## The task
Please quote the material exactly, every line of it.

A block of data
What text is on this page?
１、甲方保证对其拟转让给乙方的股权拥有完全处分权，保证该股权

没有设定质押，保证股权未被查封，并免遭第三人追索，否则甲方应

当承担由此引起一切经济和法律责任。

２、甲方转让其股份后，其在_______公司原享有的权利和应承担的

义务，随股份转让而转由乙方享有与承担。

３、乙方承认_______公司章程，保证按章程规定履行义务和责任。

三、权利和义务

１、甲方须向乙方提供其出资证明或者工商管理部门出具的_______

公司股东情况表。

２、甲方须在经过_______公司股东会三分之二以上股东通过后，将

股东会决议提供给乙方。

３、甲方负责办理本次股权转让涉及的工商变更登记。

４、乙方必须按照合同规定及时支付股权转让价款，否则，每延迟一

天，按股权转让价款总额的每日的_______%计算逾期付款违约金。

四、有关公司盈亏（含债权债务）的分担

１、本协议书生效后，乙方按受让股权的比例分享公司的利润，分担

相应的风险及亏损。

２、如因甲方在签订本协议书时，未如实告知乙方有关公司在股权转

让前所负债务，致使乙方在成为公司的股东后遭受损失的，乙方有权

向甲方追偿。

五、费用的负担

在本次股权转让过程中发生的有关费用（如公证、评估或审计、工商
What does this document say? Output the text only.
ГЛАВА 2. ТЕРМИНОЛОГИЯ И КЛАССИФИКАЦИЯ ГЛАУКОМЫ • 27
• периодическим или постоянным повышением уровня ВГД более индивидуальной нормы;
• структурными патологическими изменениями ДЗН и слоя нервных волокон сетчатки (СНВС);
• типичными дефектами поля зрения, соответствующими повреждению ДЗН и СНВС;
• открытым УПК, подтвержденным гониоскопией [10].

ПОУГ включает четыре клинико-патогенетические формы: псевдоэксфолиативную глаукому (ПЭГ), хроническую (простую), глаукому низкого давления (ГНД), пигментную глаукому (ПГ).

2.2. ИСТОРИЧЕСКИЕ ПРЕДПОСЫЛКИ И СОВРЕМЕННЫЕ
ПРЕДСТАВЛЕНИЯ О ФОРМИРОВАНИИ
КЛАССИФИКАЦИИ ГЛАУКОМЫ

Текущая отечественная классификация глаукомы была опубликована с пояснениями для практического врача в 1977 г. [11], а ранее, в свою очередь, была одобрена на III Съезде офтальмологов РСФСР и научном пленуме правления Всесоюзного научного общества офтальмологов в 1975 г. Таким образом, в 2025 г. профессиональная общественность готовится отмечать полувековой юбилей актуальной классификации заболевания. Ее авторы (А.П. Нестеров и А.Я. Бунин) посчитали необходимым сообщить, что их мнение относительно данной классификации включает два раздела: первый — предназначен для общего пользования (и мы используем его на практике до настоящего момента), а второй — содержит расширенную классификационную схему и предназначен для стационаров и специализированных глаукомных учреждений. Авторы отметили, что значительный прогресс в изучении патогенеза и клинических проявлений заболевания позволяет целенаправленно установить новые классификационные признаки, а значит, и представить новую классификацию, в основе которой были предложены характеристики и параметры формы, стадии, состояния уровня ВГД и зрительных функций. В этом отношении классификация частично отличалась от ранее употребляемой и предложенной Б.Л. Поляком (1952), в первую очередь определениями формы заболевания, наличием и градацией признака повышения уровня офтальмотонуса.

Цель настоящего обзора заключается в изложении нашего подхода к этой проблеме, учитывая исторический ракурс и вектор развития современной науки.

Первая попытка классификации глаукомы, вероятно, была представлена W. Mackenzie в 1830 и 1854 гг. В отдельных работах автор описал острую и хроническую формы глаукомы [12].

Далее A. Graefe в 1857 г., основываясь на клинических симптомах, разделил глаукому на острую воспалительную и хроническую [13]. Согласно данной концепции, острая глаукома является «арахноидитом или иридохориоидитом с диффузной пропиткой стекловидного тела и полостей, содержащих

## Correct output
What text is on this page?
１、甲方保证对其拟转让给乙方的股权拥有完全处分权，保证该股权

没有设定质押，保证股权未被查封，并免遭第三人追索，否则甲方应

当承担由此引起一切经济和法律责任。

２、甲方转让其股份后，其在_______公司原享有的权利和应承担的

义务，随股份转让而转由乙方享有与承担。

３、乙方承认_______公司章程，保证按章程规定履行义务和责任。

三、权利和义务

１、甲方须向乙方提供其出资证明或者工商管理部门出具的_______

公司股东情况表。

２、甲方须在经过_______公司股东会三分之二以上股东通过后，将

股东会决议提供给乙方。

３、甲方负责办理本次股权转让涉及的工商变更登记。

４、乙方必须按照合同规定及时支付股权转让价款，否则，每延迟一

天，按股权转让价款总额的每日的_______%计算逾期付款违约金。

四、有关公司盈亏（含债权债务）的分担

１、本协议书生效后，乙方按受让股权的比例分享公司的利润，分担

相应的风险及亏损。

２、如因甲方在签订本协议书时，未如实告知乙方有关公司在股权转

让前所负债务，致使乙方在成为公司的股东后遭受损失的，乙方有权

向甲方追偿。

五、费用的负担

在本次股权转让过程中发生的有关费用（如公证、评估或审计、工商
What does this document say? Output the text only.
ГЛАВА 2. ТЕРМИНОЛОГИЯ И КЛАССИФИКАЦИЯ ГЛАУКОМЫ • 27
• периодическим или постоянным повышением уровня ВГД более индивидуальной нормы;
• структурными патологическими изменениями ДЗН и слоя нервных волокон сетчатки (СНВС);
• типичными дефектами поля зрения, соответствующими повреждению ДЗН и СНВС;
• открытым УПК, подтвержденным гониоскопией [10].

ПОУГ включает четыре клинико-патогенетические формы: псевдоэксфолиативную глаукому (ПЭГ), хроническую (простую), глаукому низкого давления (ГНД), пигментную глаукому (ПГ).

2.2. ИСТОРИЧЕСКИЕ ПРЕДПОСЫЛКИ И СОВРЕМЕННЫЕ
ПРЕДСТАВЛЕНИЯ О ФОРМИРОВАНИИ
КЛАССИФИКАЦИИ ГЛАУКОМЫ

Текущая отечественная классификация глаукомы была опубликована с пояснениями для практического врача в 1977 г. [11], а ранее, в свою очередь, была одобрена на III Съезде офтальмологов РСФСР и научном пленуме правления Всесоюзного научного общества офтальмологов в 1975 г. Таким образом, в 2025 г. профессиональная общественность готовится отмечать полувековой юбилей актуальной классификации заболевания. Ее авторы (А.П. Нестеров и А.Я. Бунин) посчитали необходимым сообщить, что их мнение относительно данной классификации включает два раздела: первый — предназначен для общего пользования (и мы используем его на практике до настоящего момента), а второй — содержит расширенную классификационную схему и предназначен для стационаров и специализированных глаукомных учреждений. Авторы отметили, что значительный прогресс в изучении патогенеза и клинических проявлений заболевания позволяет целенаправленно установить новые классификационные признаки, а значит, и представить новую классификацию, в основе которой были предложены характеристики и параметры формы, стадии, состояния уровня ВГД и зрительных функций. В этом отношении классификация частично отличалась от ранее употребляемой и предложенной Б.Л. Поляком (1952), в первую очередь определениями формы заболевания, наличием и градацией признака повышения уровня офтальмотонуса.

Цель настоящего обзора заключается в изложении нашего подхода к этой проблеме, учитывая исторический ракурс и вектор развития современной науки.

Первая попытка классификации глаукомы, вероятно, была представлена W. Mackenzie в 1830 и 1854 гг. В отдельных работах автор описал острую и хроническую формы глаукомы [12].

Далее A. Graefe в 1857 г., основываясь на клинических симптомах, разделил глаукому на острую воспалительную и хроническую [13]. Согласно данной концепции, острая глаукома является «арахноидитом или иридохориоидитом с диффузной пропиткой стекловидного тела и полостей, содержащих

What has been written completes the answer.